* _WORK TO COMPLETE_: Pull each line holding "Intensity" out of the entries below.

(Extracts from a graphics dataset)

* * *

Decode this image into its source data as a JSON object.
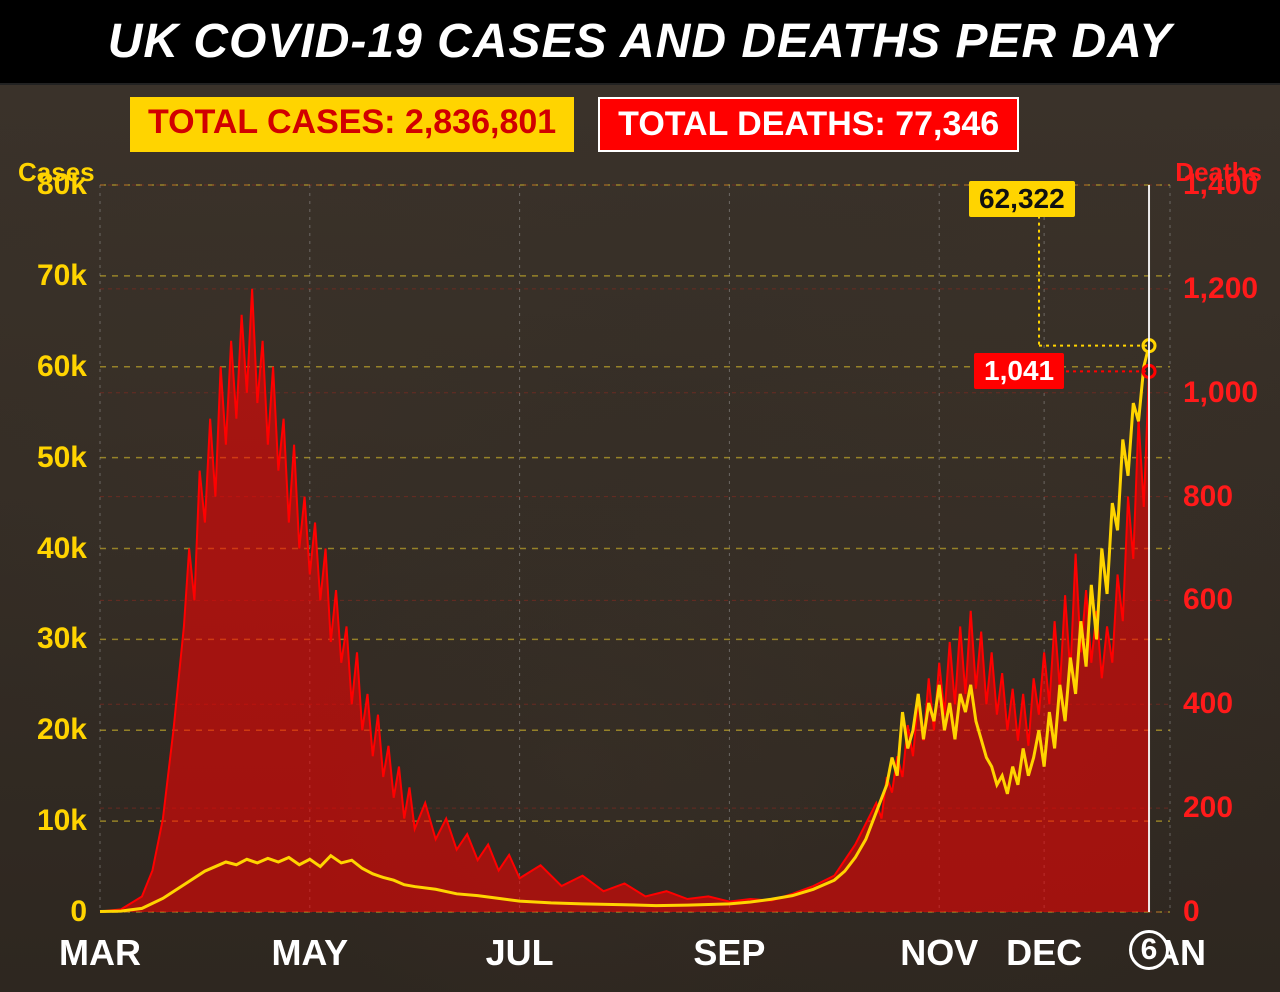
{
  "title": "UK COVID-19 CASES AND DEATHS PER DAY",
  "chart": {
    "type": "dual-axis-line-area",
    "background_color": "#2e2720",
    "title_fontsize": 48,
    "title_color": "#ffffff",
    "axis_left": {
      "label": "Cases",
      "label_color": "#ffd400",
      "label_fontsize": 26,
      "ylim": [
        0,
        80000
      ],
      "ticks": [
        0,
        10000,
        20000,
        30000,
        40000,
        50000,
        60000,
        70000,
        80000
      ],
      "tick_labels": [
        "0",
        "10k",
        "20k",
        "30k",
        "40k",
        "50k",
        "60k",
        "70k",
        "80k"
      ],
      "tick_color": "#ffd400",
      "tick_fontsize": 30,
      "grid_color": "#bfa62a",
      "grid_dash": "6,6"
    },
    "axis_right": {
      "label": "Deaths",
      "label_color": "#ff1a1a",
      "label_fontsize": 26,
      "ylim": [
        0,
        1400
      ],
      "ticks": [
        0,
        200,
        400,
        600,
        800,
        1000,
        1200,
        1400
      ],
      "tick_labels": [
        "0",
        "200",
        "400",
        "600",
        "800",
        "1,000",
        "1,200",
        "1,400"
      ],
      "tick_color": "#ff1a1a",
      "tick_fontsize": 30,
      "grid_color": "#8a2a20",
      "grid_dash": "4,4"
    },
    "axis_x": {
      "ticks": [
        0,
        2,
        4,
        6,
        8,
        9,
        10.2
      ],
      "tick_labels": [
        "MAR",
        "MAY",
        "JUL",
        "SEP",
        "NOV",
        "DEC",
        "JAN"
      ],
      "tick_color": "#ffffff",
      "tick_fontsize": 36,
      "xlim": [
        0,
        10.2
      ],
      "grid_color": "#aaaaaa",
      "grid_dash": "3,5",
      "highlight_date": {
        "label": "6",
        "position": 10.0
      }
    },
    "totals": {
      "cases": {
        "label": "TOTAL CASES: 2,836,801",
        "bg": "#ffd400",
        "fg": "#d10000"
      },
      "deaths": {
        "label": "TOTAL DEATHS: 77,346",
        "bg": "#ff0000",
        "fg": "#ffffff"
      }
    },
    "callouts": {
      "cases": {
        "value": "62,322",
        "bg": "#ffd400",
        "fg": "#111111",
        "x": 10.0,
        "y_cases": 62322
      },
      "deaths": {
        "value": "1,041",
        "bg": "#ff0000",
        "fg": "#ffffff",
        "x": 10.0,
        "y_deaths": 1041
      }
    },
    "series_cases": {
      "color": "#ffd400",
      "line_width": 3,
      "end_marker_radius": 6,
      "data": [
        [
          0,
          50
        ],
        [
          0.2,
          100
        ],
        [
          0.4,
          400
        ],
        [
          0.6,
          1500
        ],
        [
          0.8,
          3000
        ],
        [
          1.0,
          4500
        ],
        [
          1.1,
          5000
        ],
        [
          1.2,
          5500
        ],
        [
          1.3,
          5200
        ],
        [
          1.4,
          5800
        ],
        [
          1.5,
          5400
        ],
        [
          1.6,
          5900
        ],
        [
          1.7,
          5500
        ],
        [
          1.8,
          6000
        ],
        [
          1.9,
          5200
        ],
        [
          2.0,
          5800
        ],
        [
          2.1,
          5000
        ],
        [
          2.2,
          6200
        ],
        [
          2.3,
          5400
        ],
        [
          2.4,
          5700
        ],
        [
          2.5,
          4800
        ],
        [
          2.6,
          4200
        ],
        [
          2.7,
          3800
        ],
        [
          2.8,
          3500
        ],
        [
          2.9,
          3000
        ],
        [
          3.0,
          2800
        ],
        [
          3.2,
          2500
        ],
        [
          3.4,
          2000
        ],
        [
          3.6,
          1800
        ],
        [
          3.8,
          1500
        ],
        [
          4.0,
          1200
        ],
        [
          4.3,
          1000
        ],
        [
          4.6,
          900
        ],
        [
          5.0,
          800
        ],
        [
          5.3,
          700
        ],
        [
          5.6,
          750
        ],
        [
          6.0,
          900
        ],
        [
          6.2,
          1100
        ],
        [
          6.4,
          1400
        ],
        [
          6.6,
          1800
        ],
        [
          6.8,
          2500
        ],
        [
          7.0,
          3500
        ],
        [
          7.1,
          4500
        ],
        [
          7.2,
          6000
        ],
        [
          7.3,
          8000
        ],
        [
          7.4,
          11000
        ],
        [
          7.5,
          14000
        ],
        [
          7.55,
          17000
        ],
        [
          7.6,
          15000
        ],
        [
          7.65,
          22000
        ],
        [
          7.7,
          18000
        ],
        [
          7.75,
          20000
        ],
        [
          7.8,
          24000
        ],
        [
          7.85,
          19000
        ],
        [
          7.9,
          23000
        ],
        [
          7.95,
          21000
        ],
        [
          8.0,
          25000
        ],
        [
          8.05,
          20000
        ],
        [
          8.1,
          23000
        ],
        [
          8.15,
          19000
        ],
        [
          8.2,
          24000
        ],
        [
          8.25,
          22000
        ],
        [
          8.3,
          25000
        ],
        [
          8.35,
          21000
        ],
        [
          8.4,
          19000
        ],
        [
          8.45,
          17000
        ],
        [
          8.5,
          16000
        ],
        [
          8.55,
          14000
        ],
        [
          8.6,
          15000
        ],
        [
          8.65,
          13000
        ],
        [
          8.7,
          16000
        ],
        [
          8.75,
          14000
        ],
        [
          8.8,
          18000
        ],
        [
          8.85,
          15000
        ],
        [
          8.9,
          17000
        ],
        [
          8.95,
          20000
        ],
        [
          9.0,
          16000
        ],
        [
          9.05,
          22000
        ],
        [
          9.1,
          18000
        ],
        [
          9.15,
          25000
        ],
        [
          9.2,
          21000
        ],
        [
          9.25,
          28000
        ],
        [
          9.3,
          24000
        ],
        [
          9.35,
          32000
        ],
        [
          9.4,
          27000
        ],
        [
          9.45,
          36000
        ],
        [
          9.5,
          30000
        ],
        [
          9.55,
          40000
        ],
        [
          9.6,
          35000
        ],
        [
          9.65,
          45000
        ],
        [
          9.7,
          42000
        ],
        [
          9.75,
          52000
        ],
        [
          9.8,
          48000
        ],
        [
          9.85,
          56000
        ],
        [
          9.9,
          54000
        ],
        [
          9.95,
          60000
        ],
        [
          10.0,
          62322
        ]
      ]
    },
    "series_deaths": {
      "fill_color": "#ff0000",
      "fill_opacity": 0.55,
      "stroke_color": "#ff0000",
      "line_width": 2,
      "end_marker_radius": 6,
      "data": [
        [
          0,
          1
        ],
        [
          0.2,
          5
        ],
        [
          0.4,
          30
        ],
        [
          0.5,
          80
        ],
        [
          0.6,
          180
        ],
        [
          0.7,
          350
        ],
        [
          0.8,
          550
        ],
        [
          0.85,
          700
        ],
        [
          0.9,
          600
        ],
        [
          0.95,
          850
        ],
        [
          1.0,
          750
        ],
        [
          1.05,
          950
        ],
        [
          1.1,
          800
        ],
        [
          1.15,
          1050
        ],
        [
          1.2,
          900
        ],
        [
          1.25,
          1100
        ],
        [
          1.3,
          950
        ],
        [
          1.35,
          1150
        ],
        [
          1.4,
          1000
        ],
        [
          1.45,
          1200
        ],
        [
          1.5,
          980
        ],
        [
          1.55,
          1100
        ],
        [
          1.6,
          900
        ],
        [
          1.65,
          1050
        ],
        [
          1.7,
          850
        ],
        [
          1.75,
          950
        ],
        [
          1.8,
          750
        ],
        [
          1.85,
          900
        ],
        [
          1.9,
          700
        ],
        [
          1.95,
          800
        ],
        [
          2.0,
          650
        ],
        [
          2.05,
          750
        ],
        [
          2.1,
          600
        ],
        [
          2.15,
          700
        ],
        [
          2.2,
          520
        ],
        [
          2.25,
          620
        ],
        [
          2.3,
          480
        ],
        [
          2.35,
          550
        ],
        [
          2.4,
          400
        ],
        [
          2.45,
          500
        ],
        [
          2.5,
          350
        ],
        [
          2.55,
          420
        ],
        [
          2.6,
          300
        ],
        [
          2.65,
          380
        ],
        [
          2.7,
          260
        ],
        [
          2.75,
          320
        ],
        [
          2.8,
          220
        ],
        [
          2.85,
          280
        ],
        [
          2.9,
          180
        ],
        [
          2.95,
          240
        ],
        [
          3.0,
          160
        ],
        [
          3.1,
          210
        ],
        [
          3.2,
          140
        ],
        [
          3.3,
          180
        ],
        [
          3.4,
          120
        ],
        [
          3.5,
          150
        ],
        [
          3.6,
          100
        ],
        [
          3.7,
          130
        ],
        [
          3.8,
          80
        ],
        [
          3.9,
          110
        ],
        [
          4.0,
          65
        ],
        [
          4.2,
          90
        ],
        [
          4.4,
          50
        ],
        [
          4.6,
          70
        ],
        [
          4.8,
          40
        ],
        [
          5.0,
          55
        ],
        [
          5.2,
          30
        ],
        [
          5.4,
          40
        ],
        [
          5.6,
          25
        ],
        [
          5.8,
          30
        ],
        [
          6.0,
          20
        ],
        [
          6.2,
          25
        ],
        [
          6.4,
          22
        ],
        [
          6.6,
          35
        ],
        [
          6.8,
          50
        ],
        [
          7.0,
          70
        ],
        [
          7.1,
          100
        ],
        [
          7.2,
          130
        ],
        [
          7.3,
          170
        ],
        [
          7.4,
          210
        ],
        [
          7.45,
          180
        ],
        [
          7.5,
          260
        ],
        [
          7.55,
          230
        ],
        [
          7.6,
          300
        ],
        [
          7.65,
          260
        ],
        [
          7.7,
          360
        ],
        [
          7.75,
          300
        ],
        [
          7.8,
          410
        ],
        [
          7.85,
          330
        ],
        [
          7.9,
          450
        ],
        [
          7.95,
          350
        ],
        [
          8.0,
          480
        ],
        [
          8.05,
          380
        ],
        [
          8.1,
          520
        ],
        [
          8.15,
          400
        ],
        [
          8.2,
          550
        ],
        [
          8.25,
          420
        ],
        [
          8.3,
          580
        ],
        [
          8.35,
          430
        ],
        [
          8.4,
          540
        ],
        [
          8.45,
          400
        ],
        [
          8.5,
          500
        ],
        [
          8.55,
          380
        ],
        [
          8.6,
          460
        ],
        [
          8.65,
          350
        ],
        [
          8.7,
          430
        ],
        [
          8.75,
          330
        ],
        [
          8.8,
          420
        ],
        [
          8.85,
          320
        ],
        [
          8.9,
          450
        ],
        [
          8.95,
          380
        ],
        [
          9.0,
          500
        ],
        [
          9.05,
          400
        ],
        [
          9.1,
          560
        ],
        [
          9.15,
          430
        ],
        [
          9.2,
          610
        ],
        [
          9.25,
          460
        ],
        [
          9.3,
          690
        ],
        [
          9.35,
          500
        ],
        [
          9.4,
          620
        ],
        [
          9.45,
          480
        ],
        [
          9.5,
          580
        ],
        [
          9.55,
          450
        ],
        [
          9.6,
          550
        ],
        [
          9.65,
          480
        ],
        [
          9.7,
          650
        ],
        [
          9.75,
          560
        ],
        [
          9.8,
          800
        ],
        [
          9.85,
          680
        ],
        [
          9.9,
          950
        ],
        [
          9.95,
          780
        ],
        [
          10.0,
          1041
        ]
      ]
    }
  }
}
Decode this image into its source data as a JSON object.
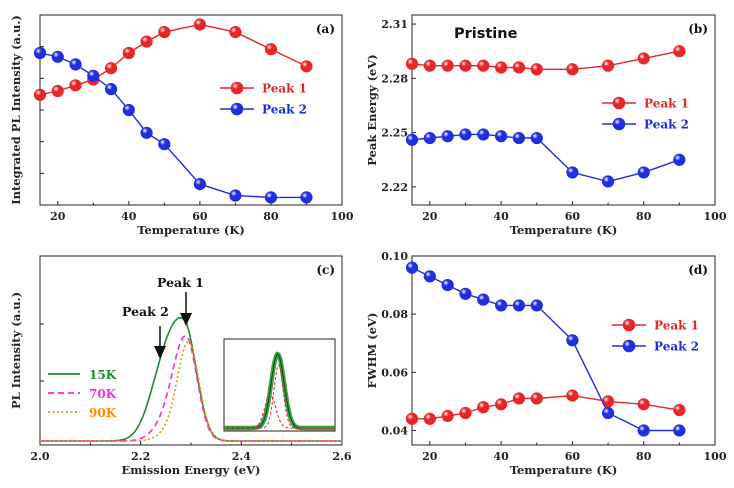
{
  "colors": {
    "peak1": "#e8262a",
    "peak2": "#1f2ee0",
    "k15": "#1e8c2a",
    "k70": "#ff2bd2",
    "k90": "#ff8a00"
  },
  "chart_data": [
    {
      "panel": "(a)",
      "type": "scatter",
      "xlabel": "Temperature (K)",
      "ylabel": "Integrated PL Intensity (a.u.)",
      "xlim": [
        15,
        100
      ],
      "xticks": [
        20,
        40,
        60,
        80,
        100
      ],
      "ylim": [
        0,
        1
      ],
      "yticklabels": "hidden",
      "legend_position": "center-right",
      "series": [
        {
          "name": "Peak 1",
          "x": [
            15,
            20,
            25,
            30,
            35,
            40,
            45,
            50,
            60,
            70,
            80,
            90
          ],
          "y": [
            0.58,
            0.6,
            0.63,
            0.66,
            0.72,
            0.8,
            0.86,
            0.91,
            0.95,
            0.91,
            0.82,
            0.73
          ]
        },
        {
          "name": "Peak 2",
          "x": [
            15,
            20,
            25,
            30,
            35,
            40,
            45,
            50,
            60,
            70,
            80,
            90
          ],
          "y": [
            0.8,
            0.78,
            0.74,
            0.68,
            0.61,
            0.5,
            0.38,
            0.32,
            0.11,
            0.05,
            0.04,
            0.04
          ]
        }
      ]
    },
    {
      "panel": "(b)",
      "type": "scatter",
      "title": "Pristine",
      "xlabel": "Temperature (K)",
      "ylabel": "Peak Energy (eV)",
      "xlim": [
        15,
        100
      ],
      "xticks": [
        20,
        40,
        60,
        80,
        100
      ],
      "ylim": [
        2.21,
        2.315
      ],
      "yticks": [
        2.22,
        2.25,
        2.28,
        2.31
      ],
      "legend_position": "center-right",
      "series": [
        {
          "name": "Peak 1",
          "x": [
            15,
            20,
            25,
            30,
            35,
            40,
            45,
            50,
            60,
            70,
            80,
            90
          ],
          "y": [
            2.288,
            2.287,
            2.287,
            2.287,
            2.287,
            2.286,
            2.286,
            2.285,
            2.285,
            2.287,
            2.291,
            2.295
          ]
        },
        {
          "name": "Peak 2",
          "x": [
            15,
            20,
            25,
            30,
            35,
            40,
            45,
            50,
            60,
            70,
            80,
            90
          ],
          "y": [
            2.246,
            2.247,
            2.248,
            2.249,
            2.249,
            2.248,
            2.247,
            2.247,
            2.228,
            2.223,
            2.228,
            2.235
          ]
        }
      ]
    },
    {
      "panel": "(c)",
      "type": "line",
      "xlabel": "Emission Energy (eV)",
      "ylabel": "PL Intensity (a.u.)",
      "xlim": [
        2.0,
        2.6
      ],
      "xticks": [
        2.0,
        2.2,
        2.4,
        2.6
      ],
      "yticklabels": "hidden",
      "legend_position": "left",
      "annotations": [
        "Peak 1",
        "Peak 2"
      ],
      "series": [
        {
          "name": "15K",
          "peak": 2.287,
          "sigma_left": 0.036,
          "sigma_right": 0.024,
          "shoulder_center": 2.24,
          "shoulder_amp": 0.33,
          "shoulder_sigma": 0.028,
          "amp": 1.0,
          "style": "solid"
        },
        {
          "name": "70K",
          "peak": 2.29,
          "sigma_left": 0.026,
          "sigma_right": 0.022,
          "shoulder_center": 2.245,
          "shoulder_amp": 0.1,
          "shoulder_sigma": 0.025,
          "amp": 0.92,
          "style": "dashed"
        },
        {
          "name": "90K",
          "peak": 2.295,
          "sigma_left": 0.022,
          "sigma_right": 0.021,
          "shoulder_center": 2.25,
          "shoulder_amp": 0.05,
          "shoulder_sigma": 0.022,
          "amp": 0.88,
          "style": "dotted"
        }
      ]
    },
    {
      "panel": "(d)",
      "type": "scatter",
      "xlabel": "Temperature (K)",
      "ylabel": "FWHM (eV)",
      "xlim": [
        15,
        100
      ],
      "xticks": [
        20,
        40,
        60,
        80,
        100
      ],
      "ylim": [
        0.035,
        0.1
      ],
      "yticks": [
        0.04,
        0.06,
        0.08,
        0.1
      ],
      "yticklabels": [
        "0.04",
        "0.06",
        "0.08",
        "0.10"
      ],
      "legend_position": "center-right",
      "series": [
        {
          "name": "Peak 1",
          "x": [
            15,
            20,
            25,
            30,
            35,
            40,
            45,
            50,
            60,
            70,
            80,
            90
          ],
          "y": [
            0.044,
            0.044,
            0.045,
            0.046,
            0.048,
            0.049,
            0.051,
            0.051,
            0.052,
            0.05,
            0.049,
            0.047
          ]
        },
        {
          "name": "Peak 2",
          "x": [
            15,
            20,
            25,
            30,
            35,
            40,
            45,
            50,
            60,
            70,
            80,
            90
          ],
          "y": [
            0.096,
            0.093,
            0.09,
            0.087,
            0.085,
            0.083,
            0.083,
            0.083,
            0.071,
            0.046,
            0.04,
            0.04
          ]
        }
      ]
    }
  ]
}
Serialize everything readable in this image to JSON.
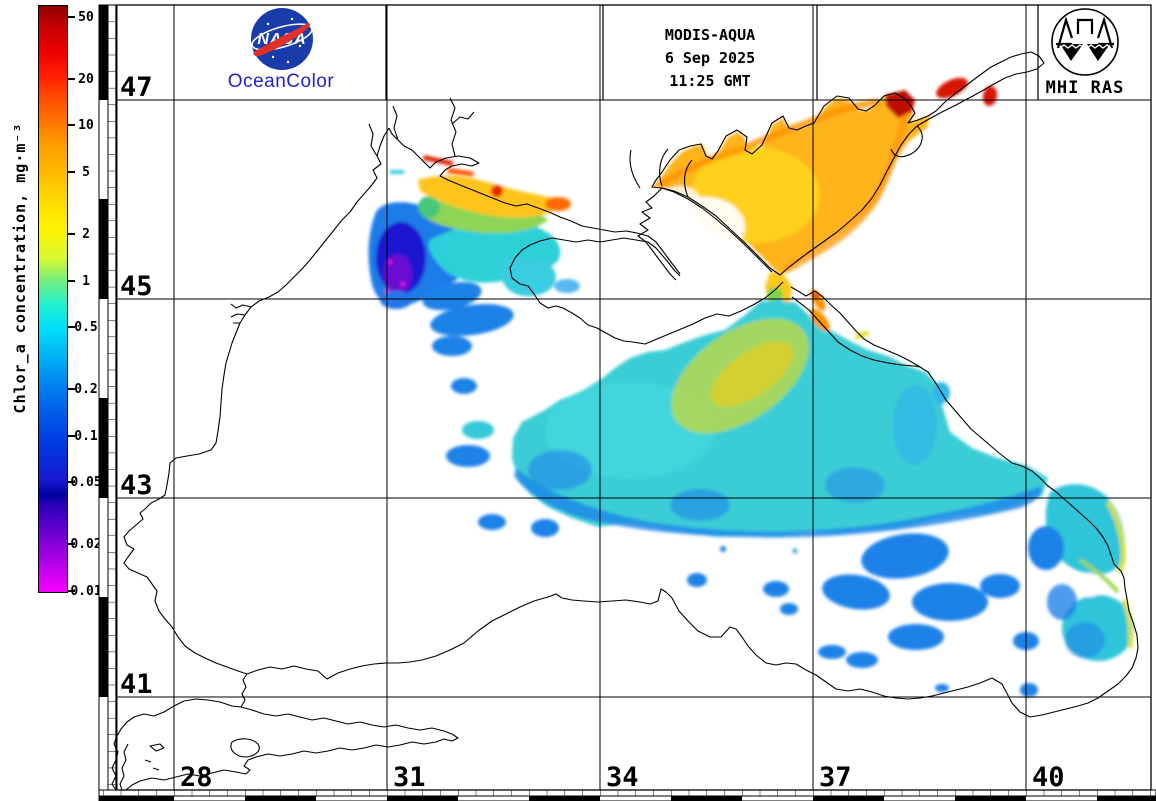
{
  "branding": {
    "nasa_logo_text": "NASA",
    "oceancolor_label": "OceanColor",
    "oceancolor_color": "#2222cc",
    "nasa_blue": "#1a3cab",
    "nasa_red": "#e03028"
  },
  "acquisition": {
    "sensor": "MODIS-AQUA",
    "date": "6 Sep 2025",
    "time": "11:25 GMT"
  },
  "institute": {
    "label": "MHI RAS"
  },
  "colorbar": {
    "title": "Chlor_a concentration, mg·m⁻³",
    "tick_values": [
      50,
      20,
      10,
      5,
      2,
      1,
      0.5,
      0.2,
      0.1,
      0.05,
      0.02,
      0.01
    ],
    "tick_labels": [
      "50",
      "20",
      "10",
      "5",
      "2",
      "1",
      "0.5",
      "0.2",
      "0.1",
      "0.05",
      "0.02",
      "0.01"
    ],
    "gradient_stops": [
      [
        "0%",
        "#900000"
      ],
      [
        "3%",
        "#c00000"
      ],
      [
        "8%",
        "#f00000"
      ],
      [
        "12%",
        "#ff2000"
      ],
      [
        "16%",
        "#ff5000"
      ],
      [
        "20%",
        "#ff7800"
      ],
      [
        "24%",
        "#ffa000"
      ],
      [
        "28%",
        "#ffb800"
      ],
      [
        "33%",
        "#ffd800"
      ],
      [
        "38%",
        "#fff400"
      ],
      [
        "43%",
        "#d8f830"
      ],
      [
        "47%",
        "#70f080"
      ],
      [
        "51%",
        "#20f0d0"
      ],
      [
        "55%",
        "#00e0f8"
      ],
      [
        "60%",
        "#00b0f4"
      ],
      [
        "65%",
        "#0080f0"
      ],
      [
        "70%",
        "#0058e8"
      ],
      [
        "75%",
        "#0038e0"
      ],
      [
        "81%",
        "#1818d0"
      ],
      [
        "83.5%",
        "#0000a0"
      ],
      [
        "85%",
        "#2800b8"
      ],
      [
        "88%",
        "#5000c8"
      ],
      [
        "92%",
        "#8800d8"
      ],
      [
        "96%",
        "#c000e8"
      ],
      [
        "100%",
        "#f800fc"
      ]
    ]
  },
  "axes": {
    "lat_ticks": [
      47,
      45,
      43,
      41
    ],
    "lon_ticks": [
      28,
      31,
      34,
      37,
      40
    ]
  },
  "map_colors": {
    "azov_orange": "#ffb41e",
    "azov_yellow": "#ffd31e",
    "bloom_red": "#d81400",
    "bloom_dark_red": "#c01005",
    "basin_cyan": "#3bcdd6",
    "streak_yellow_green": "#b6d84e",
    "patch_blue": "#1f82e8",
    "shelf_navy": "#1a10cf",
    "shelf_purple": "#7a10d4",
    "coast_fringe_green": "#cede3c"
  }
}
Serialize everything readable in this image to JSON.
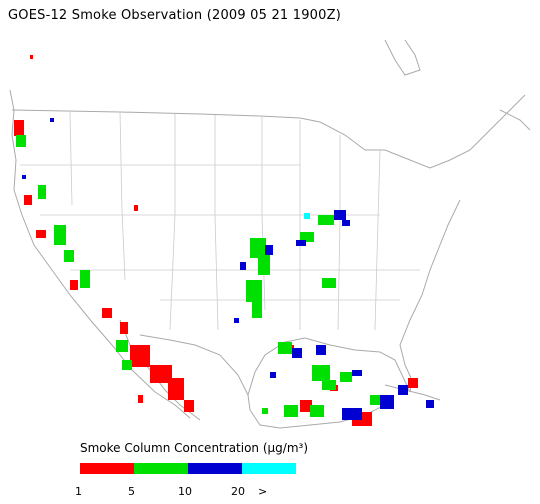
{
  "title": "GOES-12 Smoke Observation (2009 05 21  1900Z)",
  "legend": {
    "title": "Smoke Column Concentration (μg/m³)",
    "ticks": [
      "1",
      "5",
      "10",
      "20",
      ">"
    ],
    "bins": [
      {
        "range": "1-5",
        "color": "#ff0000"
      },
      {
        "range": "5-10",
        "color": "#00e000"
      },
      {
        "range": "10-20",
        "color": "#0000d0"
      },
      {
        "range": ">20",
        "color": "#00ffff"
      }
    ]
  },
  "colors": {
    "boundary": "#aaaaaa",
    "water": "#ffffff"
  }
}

* * *

* _OUTPUT OF THE TASK_:
      "ylabel": "Integrated PL Intensity (a.u.)",
      "ylabel": "PL Intensity (a.u.)",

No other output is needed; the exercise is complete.